**Problem description**
An exact copy of every record is needed.

**Records supplied**
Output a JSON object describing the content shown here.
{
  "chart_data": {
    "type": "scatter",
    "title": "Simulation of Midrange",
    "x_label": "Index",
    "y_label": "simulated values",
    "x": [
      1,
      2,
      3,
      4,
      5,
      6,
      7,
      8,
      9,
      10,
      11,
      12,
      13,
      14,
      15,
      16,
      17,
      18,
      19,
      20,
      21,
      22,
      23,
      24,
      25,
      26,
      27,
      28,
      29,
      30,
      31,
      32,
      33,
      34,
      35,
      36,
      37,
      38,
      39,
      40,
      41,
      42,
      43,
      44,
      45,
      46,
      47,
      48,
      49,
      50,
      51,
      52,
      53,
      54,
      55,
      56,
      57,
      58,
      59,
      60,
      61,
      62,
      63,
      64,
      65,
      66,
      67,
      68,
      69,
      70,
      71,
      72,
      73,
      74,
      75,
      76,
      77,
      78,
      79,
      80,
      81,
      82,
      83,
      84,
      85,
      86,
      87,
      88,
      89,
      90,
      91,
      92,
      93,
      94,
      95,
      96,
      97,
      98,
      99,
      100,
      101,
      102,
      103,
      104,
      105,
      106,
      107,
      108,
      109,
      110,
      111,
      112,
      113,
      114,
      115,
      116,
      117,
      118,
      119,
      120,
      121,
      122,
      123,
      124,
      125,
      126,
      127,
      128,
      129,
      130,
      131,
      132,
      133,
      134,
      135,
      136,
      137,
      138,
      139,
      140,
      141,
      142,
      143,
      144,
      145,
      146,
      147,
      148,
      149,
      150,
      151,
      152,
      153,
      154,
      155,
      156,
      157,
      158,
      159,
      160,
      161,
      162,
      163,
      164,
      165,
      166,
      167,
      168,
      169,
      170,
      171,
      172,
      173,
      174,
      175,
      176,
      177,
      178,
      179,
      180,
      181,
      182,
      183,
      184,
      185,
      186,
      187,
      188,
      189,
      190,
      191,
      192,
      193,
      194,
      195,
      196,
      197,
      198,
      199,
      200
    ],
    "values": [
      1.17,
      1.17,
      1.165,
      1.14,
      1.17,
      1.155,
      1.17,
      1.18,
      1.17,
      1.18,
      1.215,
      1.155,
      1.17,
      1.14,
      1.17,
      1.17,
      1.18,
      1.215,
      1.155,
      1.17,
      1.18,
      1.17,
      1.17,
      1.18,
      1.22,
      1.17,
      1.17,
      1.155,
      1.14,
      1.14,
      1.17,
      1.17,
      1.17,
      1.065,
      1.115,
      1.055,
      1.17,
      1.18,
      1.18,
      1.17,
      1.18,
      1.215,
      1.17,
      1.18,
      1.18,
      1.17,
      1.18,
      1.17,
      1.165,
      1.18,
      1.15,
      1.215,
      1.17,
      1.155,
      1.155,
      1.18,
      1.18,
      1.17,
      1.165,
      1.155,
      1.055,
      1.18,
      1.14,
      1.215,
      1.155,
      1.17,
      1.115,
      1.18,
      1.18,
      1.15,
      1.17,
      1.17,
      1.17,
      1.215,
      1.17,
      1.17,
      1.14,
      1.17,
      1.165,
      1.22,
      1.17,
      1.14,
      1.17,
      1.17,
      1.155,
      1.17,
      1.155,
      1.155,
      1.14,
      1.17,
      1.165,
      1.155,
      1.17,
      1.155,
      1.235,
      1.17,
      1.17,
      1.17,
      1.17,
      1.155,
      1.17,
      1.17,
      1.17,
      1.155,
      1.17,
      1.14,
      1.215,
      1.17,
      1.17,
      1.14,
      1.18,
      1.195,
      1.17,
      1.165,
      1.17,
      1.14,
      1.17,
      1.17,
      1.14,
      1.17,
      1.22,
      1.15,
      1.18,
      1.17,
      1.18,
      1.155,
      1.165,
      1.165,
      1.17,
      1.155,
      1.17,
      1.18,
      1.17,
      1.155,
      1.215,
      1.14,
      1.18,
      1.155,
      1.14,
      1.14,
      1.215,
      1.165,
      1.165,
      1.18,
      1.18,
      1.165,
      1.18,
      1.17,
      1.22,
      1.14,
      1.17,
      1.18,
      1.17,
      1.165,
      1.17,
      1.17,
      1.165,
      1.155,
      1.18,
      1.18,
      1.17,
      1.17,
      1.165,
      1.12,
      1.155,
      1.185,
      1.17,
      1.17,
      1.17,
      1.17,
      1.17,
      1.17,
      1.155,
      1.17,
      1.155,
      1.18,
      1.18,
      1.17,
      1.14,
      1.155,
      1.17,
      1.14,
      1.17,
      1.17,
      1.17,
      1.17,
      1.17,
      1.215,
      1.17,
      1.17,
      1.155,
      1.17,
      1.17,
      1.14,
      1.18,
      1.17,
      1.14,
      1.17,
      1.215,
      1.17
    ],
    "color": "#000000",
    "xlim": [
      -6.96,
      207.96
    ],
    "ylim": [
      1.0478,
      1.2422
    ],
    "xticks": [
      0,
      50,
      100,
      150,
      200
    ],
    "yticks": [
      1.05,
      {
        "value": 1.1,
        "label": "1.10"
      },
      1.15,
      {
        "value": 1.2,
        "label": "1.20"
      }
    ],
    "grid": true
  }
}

**Exercise answer**
Output a JSON object describing the content shown here.
{
  "chart_data": {
    "type": "scatter",
    "title": "Simulation of Midrange",
    "x_label": "Index",
    "y_label": "simulated values",
    "x": [
      1,
      2,
      3,
      4,
      5,
      6,
      7,
      8,
      9,
      10,
      11,
      12,
      13,
      14,
      15,
      16,
      17,
      18,
      19,
      20,
      21,
      22,
      23,
      24,
      25,
      26,
      27,
      28,
      29,
      30,
      31,
      32,
      33,
      34,
      35,
      36,
      37,
      38,
      39,
      40,
      41,
      42,
      43,
      44,
      45,
      46,
      47,
      48,
      49,
      50,
      51,
      52,
      53,
      54,
      55,
      56,
      57,
      58,
      59,
      60,
      61,
      62,
      63,
      64,
      65,
      66,
      67,
      68,
      69,
      70,
      71,
      72,
      73,
      74,
      75,
      76,
      77,
      78,
      79,
      80,
      81,
      82,
      83,
      84,
      85,
      86,
      87,
      88,
      89,
      90,
      91,
      92,
      93,
      94,
      95,
      96,
      97,
      98,
      99,
      100,
      101,
      102,
      103,
      104,
      105,
      106,
      107,
      108,
      109,
      110,
      111,
      112,
      113,
      114,
      115,
      116,
      117,
      118,
      119,
      120,
      121,
      122,
      123,
      124,
      125,
      126,
      127,
      128,
      129,
      130,
      131,
      132,
      133,
      134,
      135,
      136,
      137,
      138,
      139,
      140,
      141,
      142,
      143,
      144,
      145,
      146,
      147,
      148,
      149,
      150,
      151,
      152,
      153,
      154,
      155,
      156,
      157,
      158,
      159,
      160,
      161,
      162,
      163,
      164,
      165,
      166,
      167,
      168,
      169,
      170,
      171,
      172,
      173,
      174,
      175,
      176,
      177,
      178,
      179,
      180,
      181,
      182,
      183,
      184,
      185,
      186,
      187,
      188,
      189,
      190,
      191,
      192,
      193,
      194,
      195,
      196,
      197,
      198,
      199,
      200
    ],
    "values": [
      1.17,
      1.17,
      1.165,
      1.14,
      1.17,
      1.155,
      1.17,
      1.18,
      1.17,
      1.18,
      1.215,
      1.155,
      1.17,
      1.14,
      1.17,
      1.17,
      1.18,
      1.215,
      1.155,
      1.17,
      1.18,
      1.17,
      1.17,
      1.18,
      1.22,
      1.17,
      1.17,
      1.155,
      1.14,
      1.14,
      1.17,
      1.17,
      1.17,
      1.065,
      1.115,
      1.055,
      1.17,
      1.18,
      1.18,
      1.17,
      1.18,
      1.215,
      1.17,
      1.18,
      1.18,
      1.17,
      1.18,
      1.17,
      1.165,
      1.18,
      1.15,
      1.215,
      1.17,
      1.155,
      1.155,
      1.18,
      1.18,
      1.17,
      1.165,
      1.155,
      1.055,
      1.18,
      1.14,
      1.215,
      1.155,
      1.17,
      1.115,
      1.18,
      1.18,
      1.15,
      1.17,
      1.17,
      1.17,
      1.215,
      1.17,
      1.17,
      1.14,
      1.17,
      1.165,
      1.22,
      1.17,
      1.14,
      1.17,
      1.17,
      1.155,
      1.17,
      1.155,
      1.155,
      1.14,
      1.17,
      1.165,
      1.155,
      1.17,
      1.155,
      1.235,
      1.17,
      1.17,
      1.17,
      1.17,
      1.155,
      1.17,
      1.17,
      1.17,
      1.155,
      1.17,
      1.14,
      1.215,
      1.17,
      1.17,
      1.14,
      1.18,
      1.195,
      1.17,
      1.165,
      1.17,
      1.14,
      1.17,
      1.17,
      1.14,
      1.17,
      1.22,
      1.15,
      1.18,
      1.17,
      1.18,
      1.155,
      1.165,
      1.165,
      1.17,
      1.155,
      1.17,
      1.18,
      1.17,
      1.155,
      1.215,
      1.14,
      1.18,
      1.155,
      1.14,
      1.14,
      1.215,
      1.165,
      1.165,
      1.18,
      1.18,
      1.165,
      1.18,
      1.17,
      1.22,
      1.14,
      1.17,
      1.18,
      1.17,
      1.165,
      1.17,
      1.17,
      1.165,
      1.155,
      1.18,
      1.18,
      1.17,
      1.17,
      1.165,
      1.12,
      1.155,
      1.185,
      1.17,
      1.17,
      1.17,
      1.17,
      1.17,
      1.17,
      1.155,
      1.17,
      1.155,
      1.18,
      1.18,
      1.17,
      1.14,
      1.155,
      1.17,
      1.14,
      1.17,
      1.17,
      1.17,
      1.17,
      1.17,
      1.215,
      1.17,
      1.17,
      1.155,
      1.17,
      1.17,
      1.14,
      1.18,
      1.17,
      1.14,
      1.17,
      1.215,
      1.17
    ],
    "color": "#000000",
    "xlim": [
      -6.96,
      207.96
    ],
    "ylim": [
      1.0478,
      1.2422
    ],
    "xticks": [
      0,
      50,
      100,
      150,
      200
    ],
    "yticks": [
      1.05,
      {
        "value": 1.1,
        "label": "1.10"
      },
      1.15,
      {
        "value": 1.2,
        "label": "1.20"
      }
    ],
    "grid": true
  }
}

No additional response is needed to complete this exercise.